## Begin Data for processing
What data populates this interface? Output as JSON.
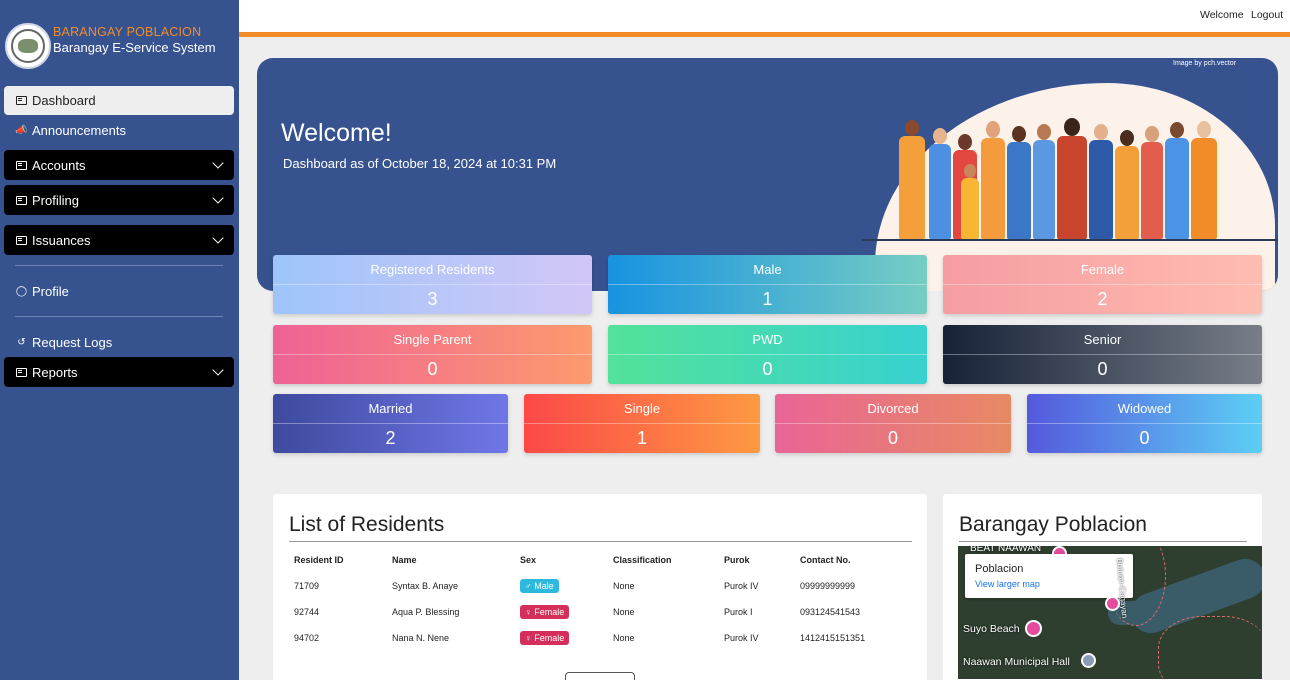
{
  "brand": {
    "name": "BARANGAY POBLACION",
    "system": "Barangay E-Service System"
  },
  "topbar": {
    "welcome": "Welcome",
    "logout": "Logout"
  },
  "sidebar": {
    "dashboard": "Dashboard",
    "announcements": "Announcements",
    "accounts": "Accounts",
    "profiling": "Profiling",
    "issuances": "Issuances",
    "profile": "Profile",
    "request_logs": "Request Logs",
    "reports": "Reports"
  },
  "hero": {
    "title": "Welcome!",
    "subtitle": "Dashboard as of October 18, 2024 at 10:31 PM",
    "credit": "Image by pch.vector"
  },
  "stats": {
    "registered": {
      "label": "Registered Residents",
      "value": "3"
    },
    "male": {
      "label": "Male",
      "value": "1"
    },
    "female": {
      "label": "Female",
      "value": "2"
    },
    "single_parent": {
      "label": "Single Parent",
      "value": "0"
    },
    "pwd": {
      "label": "PWD",
      "value": "0"
    },
    "senior": {
      "label": "Senior",
      "value": "0"
    },
    "married": {
      "label": "Married",
      "value": "2"
    },
    "single": {
      "label": "Single",
      "value": "1"
    },
    "divorced": {
      "label": "Divorced",
      "value": "0"
    },
    "widowed": {
      "label": "Widowed",
      "value": "0"
    }
  },
  "residents": {
    "title": "List of Residents",
    "headers": [
      "Resident ID",
      "Name",
      "Sex",
      "Classification",
      "Purok",
      "Contact No."
    ],
    "rows": [
      {
        "id": "71709",
        "name": "Syntax B. Anaye",
        "sex": "Male",
        "classification": "None",
        "purok": "Purok IV",
        "contact": "09999999999"
      },
      {
        "id": "92744",
        "name": "Aqua P. Blessing",
        "sex": "Female",
        "classification": "None",
        "purok": "Purok I",
        "contact": "093124541543"
      },
      {
        "id": "94702",
        "name": "Nana N. Nene",
        "sex": "Female",
        "classification": "None",
        "purok": "Purok IV",
        "contact": "1412415151351"
      }
    ]
  },
  "map": {
    "title": "Barangay Poblacion",
    "place": "Poblacion",
    "larger_map": "View larger map",
    "label_top": "BEAT NAAWAN",
    "label_beach": "Suyo Beach",
    "label_hall": "Naawan Municipal Hall",
    "label_road": "Butuan-Cagayan"
  },
  "colors": {
    "sidebar": "#36528f",
    "accent": "#f28c28",
    "male_badge": "#2cb9dd",
    "female_badge": "#d32f5a"
  }
}
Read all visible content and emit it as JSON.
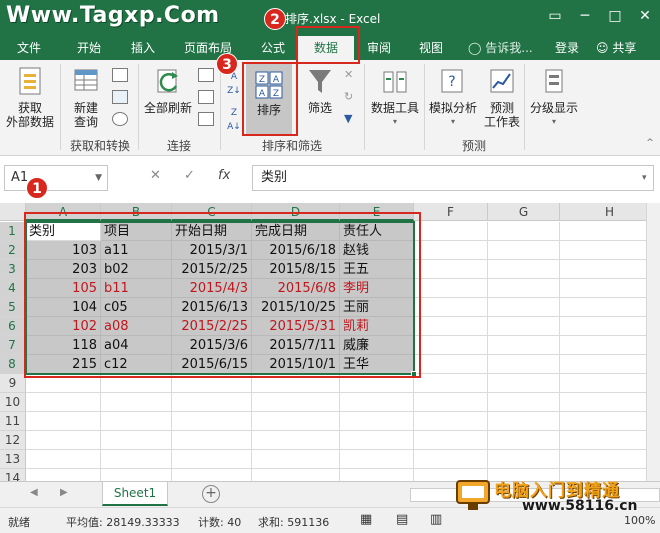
{
  "titlebar": {
    "watermark": "Www.Tagxp.Com",
    "title": "排序.xlsx - Excel",
    "restore_glyph": "▭",
    "minimize_glyph": "─",
    "maximize_glyph": "□",
    "close_glyph": "✕"
  },
  "tabs": [
    "文件",
    "开始",
    "插入",
    "页面布局",
    "公式",
    "数据",
    "审阅",
    "视图"
  ],
  "active_tab": "数据",
  "tell_me": "告诉我...",
  "sign_in": "登录",
  "share": "共享",
  "ribbon": {
    "get_external": "获取\n外部数据",
    "new_query": "新建\n查询",
    "group_get_transform": "获取和转换",
    "refresh_all": "全部刷新",
    "group_connections": "连接",
    "sort": "排序",
    "filter": "筛选",
    "group_sort_filter": "排序和筛选",
    "data_tools": "数据工具",
    "what_if": "模拟分析",
    "forecast_sheet": "预测\n工作表",
    "group_forecast": "预测",
    "outline": "分级显示"
  },
  "formula_bar": {
    "name_box": "A1",
    "formula": "类别",
    "fx": "fx"
  },
  "columns": [
    "A",
    "B",
    "C",
    "D",
    "E",
    "F",
    "G",
    "H"
  ],
  "rows": [
    "1",
    "2",
    "3",
    "4",
    "5",
    "6",
    "7",
    "8",
    "9",
    "10",
    "11",
    "12",
    "13",
    "14"
  ],
  "table": {
    "headers": [
      "类别",
      "项目",
      "开始日期",
      "完成日期",
      "责任人"
    ],
    "data": [
      {
        "cat": "103",
        "item": "a11",
        "start": "2015/3/1",
        "end": "2015/6/18",
        "owner": "赵钱",
        "red": false
      },
      {
        "cat": "203",
        "item": "b02",
        "start": "2015/2/25",
        "end": "2015/8/15",
        "owner": "王五",
        "red": false
      },
      {
        "cat": "105",
        "item": "b11",
        "start": "2015/4/3",
        "end": "2015/6/8",
        "owner": "李明",
        "red": true
      },
      {
        "cat": "104",
        "item": "c05",
        "start": "2015/6/13",
        "end": "2015/10/25",
        "owner": "王丽",
        "red": false
      },
      {
        "cat": "102",
        "item": "a08",
        "start": "2015/2/25",
        "end": "2015/5/31",
        "owner": "凯莉",
        "red": true
      },
      {
        "cat": "118",
        "item": "a04",
        "start": "2015/3/6",
        "end": "2015/7/11",
        "owner": "威廉",
        "red": false
      },
      {
        "cat": "215",
        "item": "c12",
        "start": "2015/6/15",
        "end": "2015/10/1",
        "owner": "王华",
        "red": false
      }
    ]
  },
  "sheet_tab": "Sheet1",
  "status": {
    "ready": "就绪",
    "average": "平均值: 28149.33333",
    "count": "计数: 40",
    "sum": "求和: 591136",
    "zoom": "100%"
  },
  "callouts": [
    "1",
    "2",
    "3"
  ],
  "logo": {
    "cn": "电脑入门到精通",
    "url": "www.58116.cn"
  },
  "colors": {
    "excel_green": "#217346",
    "callout_red": "#d8281e",
    "highlight_text": "#c0161c",
    "selection_fill": "#c8c8c8"
  }
}
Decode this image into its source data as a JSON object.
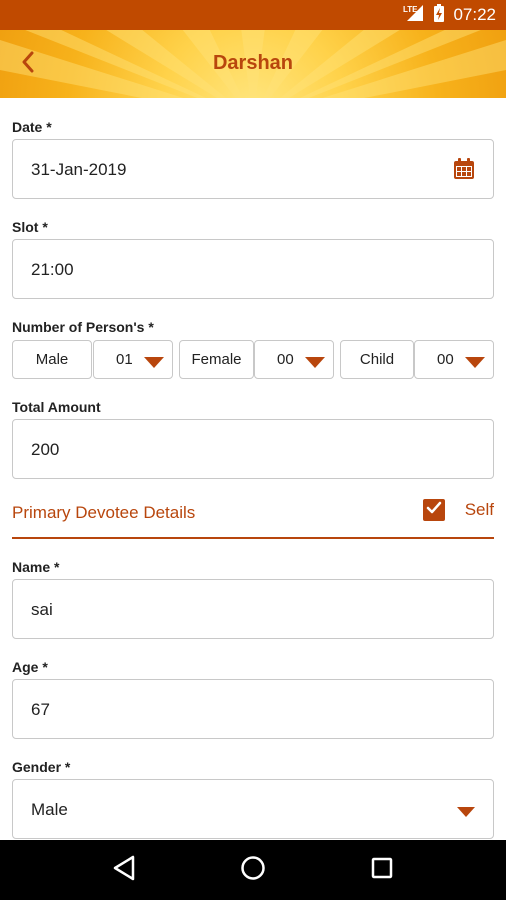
{
  "status_bar": {
    "time": "07:22",
    "network": "LTE"
  },
  "header": {
    "title": "Darshan",
    "back_icon": "back-arrow-icon"
  },
  "form": {
    "date": {
      "label": "Date *",
      "value": "31-Jan-2019",
      "icon": "calendar-icon"
    },
    "slot": {
      "label": "Slot *",
      "value": "21:00"
    },
    "persons": {
      "label": "Number of Person's *",
      "male_label": "Male",
      "male_value": "01",
      "female_label": "Female",
      "female_value": "00",
      "child_label": "Child",
      "child_value": "00"
    },
    "total_amount": {
      "label": "Total Amount",
      "value": "200"
    },
    "primary_devotee": {
      "title": "Primary Devotee Details",
      "self_label": "Self",
      "self_checked": true
    },
    "name": {
      "label": "Name *",
      "value": "sai"
    },
    "age": {
      "label": "Age *",
      "value": "67"
    },
    "gender": {
      "label": "Gender *",
      "value": "Male"
    }
  },
  "colors": {
    "accent": "#b8460d",
    "status_bar": "#c04a00",
    "header_yellow": "#f7b21b"
  }
}
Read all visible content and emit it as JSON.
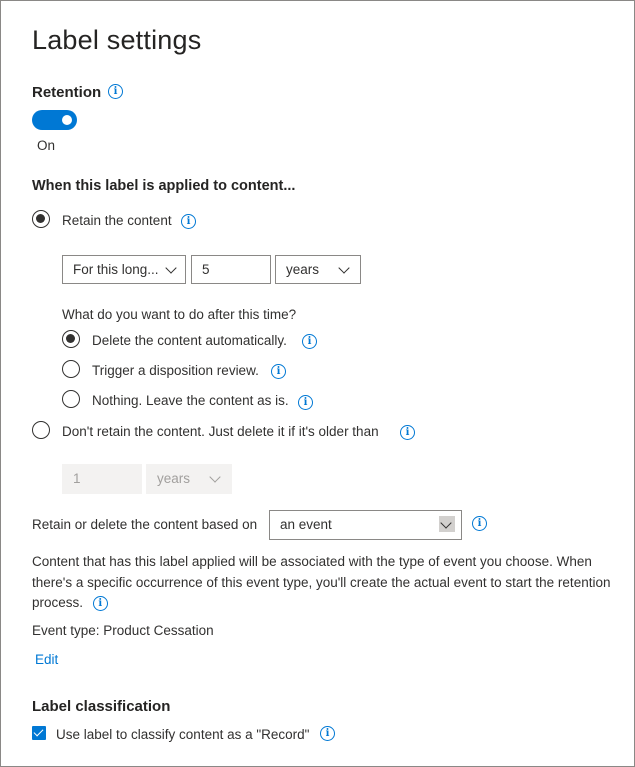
{
  "page_title": "Label settings",
  "retention": {
    "heading": "Retention",
    "toggle_state": "On",
    "toggle_on": true
  },
  "applied": {
    "heading": "When this label is applied to content...",
    "retain_option": "Retain the content",
    "duration_select": "For this long...",
    "duration_value": "5",
    "duration_unit": "years",
    "after_question": "What do you want to do after this time?",
    "after_options": [
      "Delete the content automatically.",
      "Trigger a disposition review.",
      "Nothing. Leave the content as is."
    ],
    "delete_option": "Don't retain the content. Just delete it if it's older than",
    "delete_value": "1",
    "delete_unit": "years"
  },
  "based_on": {
    "label": "Retain or delete the content based on",
    "value": "an event"
  },
  "description": "Content that has this label applied will be associated with the type of event you choose. When there's a specific occurrence of this event type, you'll create the actual event to start the retention process.",
  "event_type": "Event type: Product Cessation",
  "edit_link": "Edit",
  "classification": {
    "heading": "Label classification",
    "checkbox_label": "Use label to classify content as a \"Record\"",
    "checked": true
  },
  "colors": {
    "accent": "#0078d4",
    "text": "#323130",
    "disabled_bg": "#f3f2f1"
  }
}
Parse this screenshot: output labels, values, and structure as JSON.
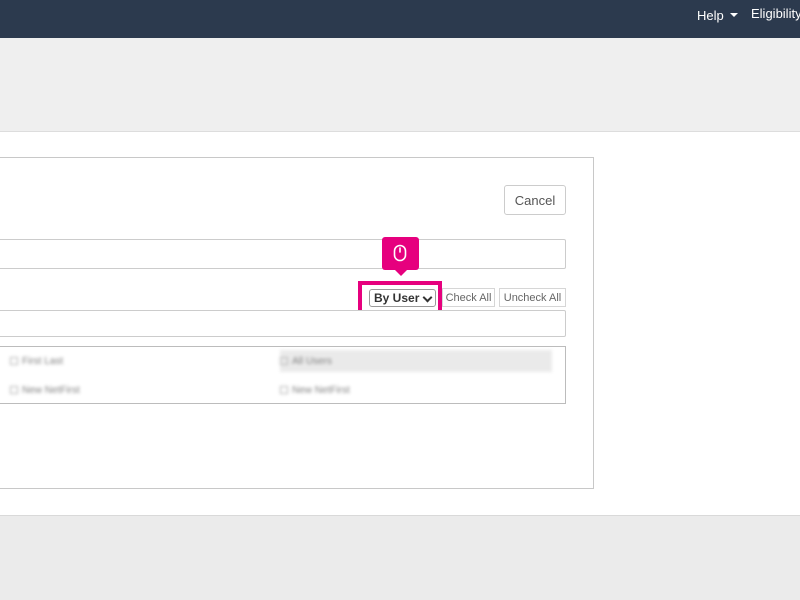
{
  "navbar": {
    "help_label": "Help",
    "eligibility_label": "Eligibility"
  },
  "dialog": {
    "cancel_label": "Cancel",
    "group_select_value": "By User",
    "check_all_label": "Check All",
    "uncheck_all_label": "Uncheck All",
    "list_items": [
      {
        "label": "First Last"
      },
      {
        "label": "All Users"
      },
      {
        "label": "New NetFirst"
      },
      {
        "label": "New NetFirst"
      }
    ]
  },
  "marker": {
    "icon": "mouse-icon",
    "color": "#e6007e"
  }
}
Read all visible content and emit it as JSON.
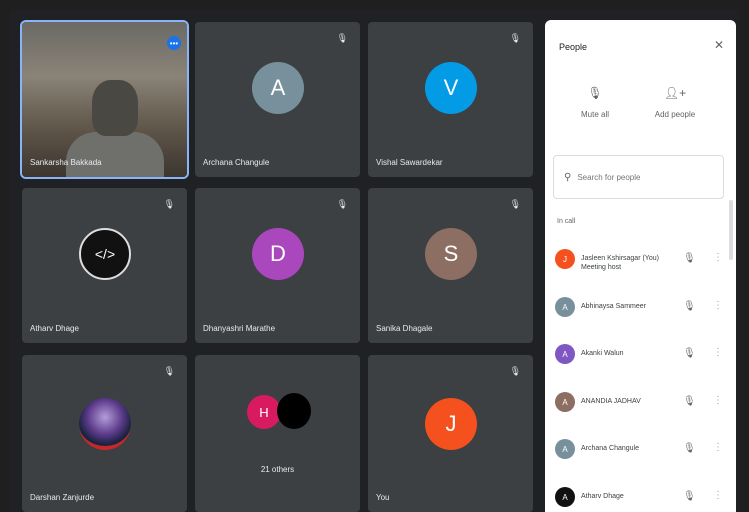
{
  "tiles": [
    {
      "name": "Sankarsha Bakkada",
      "type": "video"
    },
    {
      "name": "Archana Changule",
      "initial": "A",
      "color": "#78909c"
    },
    {
      "name": "Vishal Sawardekar",
      "initial": "V",
      "color": "#039be5"
    },
    {
      "name": "Atharv Dhage",
      "initial": "</>",
      "color": "#111111"
    },
    {
      "name": "Dhanyashri Marathe",
      "initial": "D",
      "color": "#ab47bc"
    },
    {
      "name": "Sanika Dhagale",
      "initial": "S",
      "color": "#8d6e63"
    },
    {
      "name": "Darshan Zanjurde",
      "initial": "",
      "color": "#1a2340"
    },
    {
      "name": "21 others",
      "initial": "H",
      "color": "#d81b60"
    },
    {
      "name": "You",
      "initial": "J",
      "color": "#f4511e"
    }
  ],
  "panel": {
    "title": "People",
    "close": "✕",
    "mute_all_label": "Mute all",
    "add_people_label": "Add people",
    "search_placeholder": "Search for people",
    "section_label": "In call",
    "people": [
      {
        "name": "Jasleen Kshirsagar (You) Meeting host",
        "initial": "J",
        "color": "#f4511e"
      },
      {
        "name": "Abhinaysa Sammeer",
        "initial": "A",
        "color": "#78909c"
      },
      {
        "name": "Akanki Walun",
        "initial": "A",
        "color": "#7e57c2"
      },
      {
        "name": "ANANDIA JADHAV",
        "initial": "A",
        "color": "#8d6e63"
      },
      {
        "name": "Archana Changule",
        "initial": "A",
        "color": "#78909c"
      },
      {
        "name": "Atharv Dhage",
        "initial": "A",
        "color": "#111111"
      }
    ]
  },
  "icons": {
    "mic_off": "🎙︎",
    "more": "⋮",
    "close": "✕",
    "search": "🔍︎"
  }
}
## End Data for processing
Problem details =>
Show the lines of the records that contain the word "time".

Response =>
    "time": "07:22",
    "after_question": "What do you want to do after this time?",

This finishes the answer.